Short task:
Would you copy out the whole listing exactly as given?

++++ Dataset rows

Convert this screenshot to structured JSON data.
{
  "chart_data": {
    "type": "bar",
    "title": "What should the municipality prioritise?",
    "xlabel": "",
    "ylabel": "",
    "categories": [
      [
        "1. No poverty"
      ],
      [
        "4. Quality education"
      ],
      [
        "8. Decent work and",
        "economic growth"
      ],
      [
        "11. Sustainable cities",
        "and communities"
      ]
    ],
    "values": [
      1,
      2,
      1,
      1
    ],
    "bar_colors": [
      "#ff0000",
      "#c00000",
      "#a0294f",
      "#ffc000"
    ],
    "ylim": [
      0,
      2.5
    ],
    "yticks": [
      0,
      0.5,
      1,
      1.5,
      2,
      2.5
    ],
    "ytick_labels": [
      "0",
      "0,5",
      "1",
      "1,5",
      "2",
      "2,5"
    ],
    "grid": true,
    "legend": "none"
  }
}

++++++++

Written answer:
Convert this screenshot to structured JSON data.
{
  "chart_data": {
    "type": "bar",
    "title": "What should the municipality prioritise?",
    "xlabel": "",
    "ylabel": "",
    "categories": [
      [
        "1. No poverty"
      ],
      [
        "4. Quality education"
      ],
      [
        "8. Decent work and",
        "economic growth"
      ],
      [
        "11. Sustainable cities",
        "and communities"
      ]
    ],
    "values": [
      1,
      2,
      1,
      1
    ],
    "bar_colors": [
      "#ff0000",
      "#c00000",
      "#a0294f",
      "#ffc000"
    ],
    "ylim": [
      0,
      2.5
    ],
    "yticks": [
      0,
      0.5,
      1,
      1.5,
      2,
      2.5
    ],
    "ytick_labels": [
      "0",
      "0,5",
      "1",
      "1,5",
      "2",
      "2,5"
    ],
    "grid": true,
    "legend": "none"
  }
}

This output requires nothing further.